+++ Working data +++

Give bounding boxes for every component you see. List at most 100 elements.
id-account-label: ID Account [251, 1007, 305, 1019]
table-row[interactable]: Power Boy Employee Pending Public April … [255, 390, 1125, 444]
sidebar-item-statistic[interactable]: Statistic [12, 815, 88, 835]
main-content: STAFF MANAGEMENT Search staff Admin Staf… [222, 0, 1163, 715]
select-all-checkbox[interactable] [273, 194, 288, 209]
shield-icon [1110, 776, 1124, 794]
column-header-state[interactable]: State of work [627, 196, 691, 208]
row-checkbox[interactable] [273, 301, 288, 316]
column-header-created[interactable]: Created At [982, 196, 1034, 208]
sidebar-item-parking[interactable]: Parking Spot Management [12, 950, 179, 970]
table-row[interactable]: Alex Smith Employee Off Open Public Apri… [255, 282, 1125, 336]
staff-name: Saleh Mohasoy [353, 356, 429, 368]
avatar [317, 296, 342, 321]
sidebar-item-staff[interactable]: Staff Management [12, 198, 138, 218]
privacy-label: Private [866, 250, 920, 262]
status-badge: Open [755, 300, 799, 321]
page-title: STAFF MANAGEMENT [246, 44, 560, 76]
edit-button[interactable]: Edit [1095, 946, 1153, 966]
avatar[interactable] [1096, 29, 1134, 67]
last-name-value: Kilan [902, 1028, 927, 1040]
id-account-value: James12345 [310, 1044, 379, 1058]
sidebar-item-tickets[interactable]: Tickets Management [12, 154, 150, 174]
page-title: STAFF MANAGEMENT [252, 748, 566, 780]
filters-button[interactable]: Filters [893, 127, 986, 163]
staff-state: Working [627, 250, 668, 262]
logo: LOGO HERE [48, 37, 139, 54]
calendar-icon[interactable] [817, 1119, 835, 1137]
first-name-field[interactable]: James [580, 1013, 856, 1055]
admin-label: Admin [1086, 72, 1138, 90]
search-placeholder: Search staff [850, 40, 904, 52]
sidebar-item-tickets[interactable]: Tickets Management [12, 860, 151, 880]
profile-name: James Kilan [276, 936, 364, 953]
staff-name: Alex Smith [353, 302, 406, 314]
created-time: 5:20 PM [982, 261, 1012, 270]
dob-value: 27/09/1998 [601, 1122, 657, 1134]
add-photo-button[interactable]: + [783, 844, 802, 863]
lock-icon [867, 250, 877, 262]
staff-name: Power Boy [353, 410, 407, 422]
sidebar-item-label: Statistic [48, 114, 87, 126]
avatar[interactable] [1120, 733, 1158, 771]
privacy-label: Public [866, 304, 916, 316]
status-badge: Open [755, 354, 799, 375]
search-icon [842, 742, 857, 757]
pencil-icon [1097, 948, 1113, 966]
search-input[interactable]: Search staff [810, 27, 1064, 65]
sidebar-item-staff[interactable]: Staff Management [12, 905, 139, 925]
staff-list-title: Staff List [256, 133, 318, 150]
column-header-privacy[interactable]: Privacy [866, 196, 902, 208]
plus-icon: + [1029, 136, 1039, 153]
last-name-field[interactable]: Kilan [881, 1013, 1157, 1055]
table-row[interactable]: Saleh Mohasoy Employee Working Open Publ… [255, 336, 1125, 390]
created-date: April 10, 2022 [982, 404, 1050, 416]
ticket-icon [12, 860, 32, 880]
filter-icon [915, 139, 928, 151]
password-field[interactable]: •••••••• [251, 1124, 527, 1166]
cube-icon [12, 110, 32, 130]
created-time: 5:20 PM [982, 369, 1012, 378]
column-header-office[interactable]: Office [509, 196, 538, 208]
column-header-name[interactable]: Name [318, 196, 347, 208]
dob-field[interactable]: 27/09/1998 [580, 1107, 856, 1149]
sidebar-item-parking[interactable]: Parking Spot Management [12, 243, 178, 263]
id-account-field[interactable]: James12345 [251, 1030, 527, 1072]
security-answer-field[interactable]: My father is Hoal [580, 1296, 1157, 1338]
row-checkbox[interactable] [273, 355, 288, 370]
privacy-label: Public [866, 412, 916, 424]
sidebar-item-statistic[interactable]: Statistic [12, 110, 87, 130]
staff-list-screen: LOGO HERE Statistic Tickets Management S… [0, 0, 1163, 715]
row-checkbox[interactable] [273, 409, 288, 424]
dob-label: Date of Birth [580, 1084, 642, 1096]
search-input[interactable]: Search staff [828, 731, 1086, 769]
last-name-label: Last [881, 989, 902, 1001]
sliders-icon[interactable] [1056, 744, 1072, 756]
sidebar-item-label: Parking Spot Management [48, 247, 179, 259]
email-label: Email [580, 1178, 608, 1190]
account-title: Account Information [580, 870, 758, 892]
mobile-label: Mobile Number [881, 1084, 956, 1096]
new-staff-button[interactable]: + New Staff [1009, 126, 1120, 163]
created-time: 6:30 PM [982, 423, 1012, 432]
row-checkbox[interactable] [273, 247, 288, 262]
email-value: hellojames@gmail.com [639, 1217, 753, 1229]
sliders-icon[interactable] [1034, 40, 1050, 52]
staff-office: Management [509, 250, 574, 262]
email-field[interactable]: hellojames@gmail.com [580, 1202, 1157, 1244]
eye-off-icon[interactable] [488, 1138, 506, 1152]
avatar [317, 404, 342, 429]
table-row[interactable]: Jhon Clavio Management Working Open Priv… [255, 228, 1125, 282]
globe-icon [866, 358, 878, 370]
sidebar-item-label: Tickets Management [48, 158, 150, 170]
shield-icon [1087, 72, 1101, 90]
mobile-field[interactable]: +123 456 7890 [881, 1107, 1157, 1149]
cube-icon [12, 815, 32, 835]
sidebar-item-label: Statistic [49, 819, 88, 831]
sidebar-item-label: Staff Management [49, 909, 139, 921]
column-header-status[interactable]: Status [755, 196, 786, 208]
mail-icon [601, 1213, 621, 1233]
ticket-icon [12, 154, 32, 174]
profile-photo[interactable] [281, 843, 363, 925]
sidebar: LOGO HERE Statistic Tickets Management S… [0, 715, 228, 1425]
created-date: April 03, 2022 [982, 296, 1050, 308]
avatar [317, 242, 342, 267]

+++

- _Directions_:
Rewrite all of the rows above as a Markdown table with two columns, Line No and Text. Number each line and leave out any blank lines.

- _Answer to the task_:
| Line No | Text |
|---|---|
| 1 | Give bounding boxes for every component you see. List at most 100 elements. |
| 2 | id-account-label: ID Account [251, 1007, 305, 1019] |
| 3 | table-row[interactable]: Power Boy Employee Pending Public April … [255, 390, 1125, 444] |
| 4 | sidebar-item-statistic[interactable]: Statistic [12, 815, 88, 835] |
| 5 | main-content: STAFF MANAGEMENT Search staff Admin Staf… [222, 0, 1163, 715] |
| 6 | select-all-checkbox[interactable] [273, 194, 288, 209] |
| 7 | shield-icon [1110, 776, 1124, 794] |
| 8 | column-header-state[interactable]: State of work [627, 196, 691, 208] |
| 9 | row-checkbox[interactable] [273, 301, 288, 316] |
| 10 | column-header-created[interactable]: Created At [982, 196, 1034, 208] |
| 11 | sidebar-item-parking[interactable]: Parking Spot Management [12, 950, 179, 970] |
| 12 | table-row[interactable]: Alex Smith Employee Off Open Public Apri… [255, 282, 1125, 336] |
| 13 | staff-name: Saleh Mohasoy [353, 356, 429, 368] |
| 14 | avatar [317, 296, 342, 321] |
| 15 | sidebar-item-staff[interactable]: Staff Management [12, 198, 138, 218] |
| 16 | privacy-label: Private [866, 250, 920, 262] |
| 17 | status-badge: Open [755, 300, 799, 321] |
| 18 | page-title: STAFF MANAGEMENT [246, 44, 560, 76] |
| 19 | edit-button[interactable]: Edit [1095, 946, 1153, 966] |
| 20 | avatar[interactable] [1096, 29, 1134, 67] |
| 21 | last-name-value: Kilan [902, 1028, 927, 1040] |
| 22 | id-account-value: James12345 [310, 1044, 379, 1058] |
| 23 | sidebar-item-tickets[interactable]: Tickets Management [12, 154, 150, 174] |
| 24 | page-title: STAFF MANAGEMENT [252, 748, 566, 780] |
| 25 | filters-button[interactable]: Filters [893, 127, 986, 163] |
| 26 | staff-state: Working [627, 250, 668, 262] |
| 27 | logo: LOGO HERE [48, 37, 139, 54] |
| 28 | calendar-icon[interactable] [817, 1119, 835, 1137] |
| 29 | first-name-field[interactable]: James [580, 1013, 856, 1055] |
| 30 | admin-label: Admin [1086, 72, 1138, 90] |
| 31 | search-placeholder: Search staff [850, 40, 904, 52] |
| 32 | sidebar-item-tickets[interactable]: Tickets Management [12, 860, 151, 880] |
| 33 | profile-name: James Kilan [276, 936, 364, 953] |
| 34 | staff-name: Alex Smith [353, 302, 406, 314] |
| 35 | created-time: 5:20 PM [982, 261, 1012, 270] |
| 36 | dob-value: 27/09/1998 [601, 1122, 657, 1134] |
| 37 | add-photo-button[interactable]: + [783, 844, 802, 863] |
| 38 | lock-icon [867, 250, 877, 262] |
| 39 | staff-name: Power Boy [353, 410, 407, 422] |
| 40 | sidebar-item-label: Statistic [48, 114, 87, 126] |
| 41 | avatar[interactable] [1120, 733, 1158, 771] |
| 42 | privacy-label: Public [866, 304, 916, 316] |
| 43 | status-badge: Open [755, 354, 799, 375] |
| 44 | search-icon [842, 742, 857, 757] |
| 45 | pencil-icon [1097, 948, 1113, 966] |
| 46 | search-input[interactable]: Search staff [810, 27, 1064, 65] |
| 47 | sidebar-item-staff[interactable]: Staff Management [12, 905, 139, 925] |
| 48 | staff-list-title: Staff List [256, 133, 318, 150] |
| 49 | column-header-privacy[interactable]: Privacy [866, 196, 902, 208] |
| 50 | plus-icon: + [1029, 136, 1039, 153] |
| 51 | last-name-field[interactable]: Kilan [881, 1013, 1157, 1055] |
| 52 | table-row[interactable]: Saleh Mohasoy Employee Working Open Publ… [255, 336, 1125, 390] |
| 53 | created-date: April 10, 2022 [982, 404, 1050, 416] |
| 54 | ticket-icon [12, 860, 32, 880] |
| 55 | filter-icon [915, 139, 928, 151] |
| 56 | password-field[interactable]: •••••••• [251, 1124, 527, 1166] |
| 57 | cube-icon [12, 110, 32, 130] |
| 58 | created-time: 5:20 PM [982, 369, 1012, 378] |
| 59 | column-header-office[interactable]: Office [509, 196, 538, 208] |
| 60 | column-header-name[interactable]: Name [318, 196, 347, 208] |
| 61 | dob-field[interactable]: 27/09/1998 [580, 1107, 856, 1149] |
| 62 | sidebar-item-parking[interactable]: Parking Spot Management [12, 243, 178, 263] |
| 63 | id-account-field[interactable]: James12345 [251, 1030, 527, 1072] |
| 64 | security-answer-field[interactable]: My father is Hoal [580, 1296, 1157, 1338] |
| 65 | row-checkbox[interactable] [273, 355, 288, 370] |
| 66 | privacy-label: Public [866, 412, 916, 424] |
| 67 | sidebar-item-statistic[interactable]: Statistic [12, 110, 87, 130] |
| 68 | staff-list-screen: LOGO HERE Statistic Tickets Management S… [0, 0, 1163, 715] |
| 69 | row-checkbox[interactable] [273, 409, 288, 424] |
| 70 | dob-label: Date of Birth [580, 1084, 642, 1096] |
| 71 | search-input[interactable]: Search staff [828, 731, 1086, 769] |
| 72 | last-name-label: Last [881, 989, 902, 1001] |
| 73 | sliders-icon[interactable] [1056, 744, 1072, 756] |
| 74 | sidebar-item-label: Parking Spot Management [48, 247, 179, 259] |
| 75 | email-label: Email [580, 1178, 608, 1190] |
| 76 | account-title: Account Information [580, 870, 758, 892] |
| 77 | mobile-label: Mobile Number [881, 1084, 956, 1096] |
| 78 | new-staff-button[interactable]: + New Staff [1009, 126, 1120, 163] |
| 79 | created-time: 6:30 PM [982, 423, 1012, 432] |
| 80 | row-checkbox[interactable] [273, 247, 288, 262] |
| 81 | email-value: hellojames@gmail.com [639, 1217, 753, 1229] |
| 82 | sliders-icon[interactable] [1034, 40, 1050, 52] |
| 83 | staff-office: Management [509, 250, 574, 262] |
| 84 | email-field[interactable]: hellojames@gmail.com [580, 1202, 1157, 1244] |
| 85 | eye-off-icon[interactable] [488, 1138, 506, 1152] |
| 86 | avatar [317, 404, 342, 429] |
| 87 | table-row[interactable]: Jhon Clavio Management Working Open Priv… [255, 228, 1125, 282] |
| 88 | globe-icon [866, 358, 878, 370] |
| 89 | sidebar-item-label: Tickets Management [48, 158, 150, 170] |
| 90 | shield-icon [1087, 72, 1101, 90] |
| 91 | mobile-field[interactable]: +123 456 7890 [881, 1107, 1157, 1149] |
| 92 | cube-icon [12, 815, 32, 835] |
| 93 | sidebar-item-label: Statistic [49, 819, 88, 831] |
| 94 | sidebar-item-label: Staff Management [49, 909, 139, 921] |
| 95 | column-header-status[interactable]: Status [755, 196, 786, 208] |
| 96 | mail-icon [601, 1213, 621, 1233] |
| 97 | ticket-icon [12, 154, 32, 174] |
| 98 | profile-photo[interactable] [281, 843, 363, 925] |
| 99 | sidebar: LOGO HERE Statistic Tickets Management S… [0, 715, 228, 1425] |
| 100 | created-date: April 03, 2022 [982, 296, 1050, 308] |
| 101 | avatar [317, 242, 342, 267] |